▶ **PROBLEM DESCRIPTION**
Please reproduce all of the material below line for line, without changing anything.

[start of ENTRIES SUPPLIED]

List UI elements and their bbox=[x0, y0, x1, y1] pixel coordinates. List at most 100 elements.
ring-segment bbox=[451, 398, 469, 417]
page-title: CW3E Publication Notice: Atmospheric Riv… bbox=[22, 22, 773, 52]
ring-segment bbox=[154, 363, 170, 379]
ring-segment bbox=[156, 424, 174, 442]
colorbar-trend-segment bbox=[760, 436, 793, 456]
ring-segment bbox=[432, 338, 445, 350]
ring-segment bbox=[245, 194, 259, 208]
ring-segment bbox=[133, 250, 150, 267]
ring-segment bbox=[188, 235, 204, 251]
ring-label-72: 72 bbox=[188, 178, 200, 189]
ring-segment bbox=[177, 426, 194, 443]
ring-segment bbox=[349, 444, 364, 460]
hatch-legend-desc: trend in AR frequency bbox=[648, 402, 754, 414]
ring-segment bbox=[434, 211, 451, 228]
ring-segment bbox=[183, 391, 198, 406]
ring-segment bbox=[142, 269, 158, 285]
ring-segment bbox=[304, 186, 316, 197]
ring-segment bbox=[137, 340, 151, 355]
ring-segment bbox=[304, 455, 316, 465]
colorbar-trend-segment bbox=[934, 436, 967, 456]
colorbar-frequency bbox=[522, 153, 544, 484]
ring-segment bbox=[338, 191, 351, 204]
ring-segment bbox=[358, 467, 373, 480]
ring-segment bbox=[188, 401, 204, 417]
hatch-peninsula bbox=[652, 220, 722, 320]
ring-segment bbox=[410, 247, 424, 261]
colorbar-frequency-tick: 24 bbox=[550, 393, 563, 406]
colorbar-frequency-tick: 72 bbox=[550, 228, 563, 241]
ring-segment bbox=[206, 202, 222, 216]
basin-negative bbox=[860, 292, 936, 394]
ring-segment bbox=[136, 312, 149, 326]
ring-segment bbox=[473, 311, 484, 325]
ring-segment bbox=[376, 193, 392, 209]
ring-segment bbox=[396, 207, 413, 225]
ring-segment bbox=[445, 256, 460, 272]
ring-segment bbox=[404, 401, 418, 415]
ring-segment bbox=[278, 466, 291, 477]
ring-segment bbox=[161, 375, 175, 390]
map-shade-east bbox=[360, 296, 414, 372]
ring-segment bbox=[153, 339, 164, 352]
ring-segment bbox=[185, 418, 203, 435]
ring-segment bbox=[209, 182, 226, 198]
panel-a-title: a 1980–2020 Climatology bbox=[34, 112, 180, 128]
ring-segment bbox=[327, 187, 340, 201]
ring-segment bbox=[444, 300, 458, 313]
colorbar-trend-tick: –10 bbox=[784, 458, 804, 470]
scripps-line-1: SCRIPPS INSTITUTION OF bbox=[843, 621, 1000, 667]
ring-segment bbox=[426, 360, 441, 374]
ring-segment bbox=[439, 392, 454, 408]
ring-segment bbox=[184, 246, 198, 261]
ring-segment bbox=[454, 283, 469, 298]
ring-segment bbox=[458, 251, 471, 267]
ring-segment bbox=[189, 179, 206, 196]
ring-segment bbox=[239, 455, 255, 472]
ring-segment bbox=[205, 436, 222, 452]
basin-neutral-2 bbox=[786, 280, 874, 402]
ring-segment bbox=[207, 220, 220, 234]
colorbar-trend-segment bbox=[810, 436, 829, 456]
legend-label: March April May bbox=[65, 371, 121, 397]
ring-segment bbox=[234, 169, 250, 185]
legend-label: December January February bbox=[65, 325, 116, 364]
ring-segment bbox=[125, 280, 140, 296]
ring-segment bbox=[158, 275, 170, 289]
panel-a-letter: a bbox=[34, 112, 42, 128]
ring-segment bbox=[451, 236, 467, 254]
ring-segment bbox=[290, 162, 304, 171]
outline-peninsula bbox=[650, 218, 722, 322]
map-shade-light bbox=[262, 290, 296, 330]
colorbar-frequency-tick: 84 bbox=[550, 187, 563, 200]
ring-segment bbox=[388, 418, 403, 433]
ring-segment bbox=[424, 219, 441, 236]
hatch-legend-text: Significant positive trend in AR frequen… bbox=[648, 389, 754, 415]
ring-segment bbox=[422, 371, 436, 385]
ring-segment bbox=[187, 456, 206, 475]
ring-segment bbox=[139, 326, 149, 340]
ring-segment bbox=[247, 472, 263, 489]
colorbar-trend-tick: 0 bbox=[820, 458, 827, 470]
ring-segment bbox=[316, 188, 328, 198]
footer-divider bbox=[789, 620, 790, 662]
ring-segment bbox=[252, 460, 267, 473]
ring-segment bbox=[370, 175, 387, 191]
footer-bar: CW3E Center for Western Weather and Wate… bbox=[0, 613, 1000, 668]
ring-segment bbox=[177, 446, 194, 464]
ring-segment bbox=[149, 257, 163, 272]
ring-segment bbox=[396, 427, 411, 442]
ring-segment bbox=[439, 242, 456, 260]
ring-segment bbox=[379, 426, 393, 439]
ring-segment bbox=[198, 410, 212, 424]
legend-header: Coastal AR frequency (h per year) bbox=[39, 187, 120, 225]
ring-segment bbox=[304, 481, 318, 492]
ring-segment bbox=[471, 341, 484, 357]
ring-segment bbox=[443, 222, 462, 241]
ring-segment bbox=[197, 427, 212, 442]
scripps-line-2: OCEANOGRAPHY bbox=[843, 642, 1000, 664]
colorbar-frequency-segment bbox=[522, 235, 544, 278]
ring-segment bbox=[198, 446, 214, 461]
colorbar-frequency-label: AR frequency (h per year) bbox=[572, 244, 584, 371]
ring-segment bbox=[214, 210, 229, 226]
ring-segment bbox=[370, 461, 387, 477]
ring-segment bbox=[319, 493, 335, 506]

[end of ENTRIES SUPPLIED]

▶ **WRITTEN ANSWER**
List UI elements and their bbox=[x0, y0, x1, y1] pixel coordinates. List at most 100 elements.
ring-segment bbox=[451, 398, 469, 417]
page-title: CW3E Publication Notice: Atmospheric Riv… bbox=[22, 22, 773, 52]
ring-segment bbox=[154, 363, 170, 379]
ring-segment bbox=[156, 424, 174, 442]
colorbar-trend-segment bbox=[760, 436, 793, 456]
ring-segment bbox=[432, 338, 445, 350]
ring-segment bbox=[245, 194, 259, 208]
ring-segment bbox=[133, 250, 150, 267]
ring-segment bbox=[188, 235, 204, 251]
ring-label-72: 72 bbox=[188, 178, 200, 189]
ring-segment bbox=[177, 426, 194, 443]
ring-segment bbox=[349, 444, 364, 460]
hatch-legend-desc: trend in AR frequency bbox=[648, 402, 754, 414]
ring-segment bbox=[434, 211, 451, 228]
ring-segment bbox=[183, 391, 198, 406]
ring-segment bbox=[142, 269, 158, 285]
ring-segment bbox=[304, 186, 316, 197]
ring-segment bbox=[137, 340, 151, 355]
ring-segment bbox=[304, 455, 316, 465]
colorbar-trend-segment bbox=[934, 436, 967, 456]
colorbar-frequency bbox=[522, 153, 544, 484]
ring-segment bbox=[338, 191, 351, 204]
ring-segment bbox=[358, 467, 373, 480]
ring-segment bbox=[188, 401, 204, 417]
hatch-peninsula bbox=[652, 220, 722, 320]
ring-segment bbox=[410, 247, 424, 261]
colorbar-frequency-tick: 24 bbox=[550, 393, 563, 406]
colorbar-frequency-tick: 72 bbox=[550, 228, 563, 241]
ring-segment bbox=[206, 202, 222, 216]
basin-negative bbox=[860, 292, 936, 394]
ring-segment bbox=[136, 312, 149, 326]
ring-segment bbox=[473, 311, 484, 325]
ring-segment bbox=[376, 193, 392, 209]
ring-segment bbox=[396, 207, 413, 225]
ring-segment bbox=[445, 256, 460, 272]
ring-segment bbox=[404, 401, 418, 415]
ring-segment bbox=[278, 466, 291, 477]
ring-segment bbox=[161, 375, 175, 390]
map-shade-east bbox=[360, 296, 414, 372]
ring-segment bbox=[153, 339, 164, 352]
ring-segment bbox=[185, 418, 203, 435]
ring-segment bbox=[209, 182, 226, 198]
panel-a-title: a 1980–2020 Climatology bbox=[34, 112, 180, 128]
ring-segment bbox=[327, 187, 340, 201]
ring-segment bbox=[444, 300, 458, 313]
colorbar-trend-tick: –10 bbox=[784, 458, 804, 470]
scripps-line-1: SCRIPPS INSTITUTION OF bbox=[843, 621, 1000, 667]
ring-segment bbox=[426, 360, 441, 374]
ring-segment bbox=[439, 392, 454, 408]
ring-segment bbox=[184, 246, 198, 261]
ring-segment bbox=[454, 283, 469, 298]
ring-segment bbox=[458, 251, 471, 267]
ring-segment bbox=[189, 179, 206, 196]
ring-segment bbox=[239, 455, 255, 472]
ring-segment bbox=[205, 436, 222, 452]
basin-neutral-2 bbox=[786, 280, 874, 402]
ring-segment bbox=[207, 220, 220, 234]
colorbar-trend-segment bbox=[810, 436, 829, 456]
legend-label: March April May bbox=[65, 371, 121, 397]
ring-segment bbox=[234, 169, 250, 185]
legend-label: December January February bbox=[65, 325, 116, 364]
ring-segment bbox=[125, 280, 140, 296]
ring-segment bbox=[158, 275, 170, 289]
panel-a-letter: a bbox=[34, 112, 42, 128]
ring-segment bbox=[451, 236, 467, 254]
ring-segment bbox=[290, 162, 304, 171]
outline-peninsula bbox=[650, 218, 722, 322]
map-shade-light bbox=[262, 290, 296, 330]
colorbar-frequency-tick: 84 bbox=[550, 187, 563, 200]
ring-segment bbox=[388, 418, 403, 433]
ring-segment bbox=[424, 219, 441, 236]
hatch-legend-text: Significant positive trend in AR frequen… bbox=[648, 389, 754, 415]
ring-segment bbox=[422, 371, 436, 385]
ring-segment bbox=[187, 456, 206, 475]
ring-segment bbox=[139, 326, 149, 340]
ring-segment bbox=[247, 472, 263, 489]
colorbar-trend-tick: 0 bbox=[820, 458, 827, 470]
ring-segment bbox=[316, 188, 328, 198]
footer-divider bbox=[789, 620, 790, 662]
ring-segment bbox=[252, 460, 267, 473]
ring-segment bbox=[370, 175, 387, 191]
footer-bar: CW3E Center for Western Weather and Wate… bbox=[0, 613, 1000, 668]
ring-segment bbox=[177, 446, 194, 464]
ring-segment bbox=[149, 257, 163, 272]
ring-segment bbox=[396, 427, 411, 442]
ring-segment bbox=[439, 242, 456, 260]
ring-segment bbox=[379, 426, 393, 439]
ring-segment bbox=[198, 410, 212, 424]
legend-header: Coastal AR frequency (h per year) bbox=[39, 187, 120, 225]
ring-segment bbox=[304, 481, 318, 492]
ring-segment bbox=[471, 341, 484, 357]
ring-segment bbox=[443, 222, 462, 241]
ring-segment bbox=[197, 427, 212, 442]
scripps-line-2: OCEANOGRAPHY bbox=[843, 642, 1000, 664]
colorbar-frequency-segment bbox=[522, 235, 544, 278]
ring-segment bbox=[198, 446, 214, 461]
colorbar-frequency-label: AR frequency (h per year) bbox=[572, 244, 584, 371]
ring-segment bbox=[214, 210, 229, 226]
ring-segment bbox=[370, 461, 387, 477]
ring-segment bbox=[319, 493, 335, 506]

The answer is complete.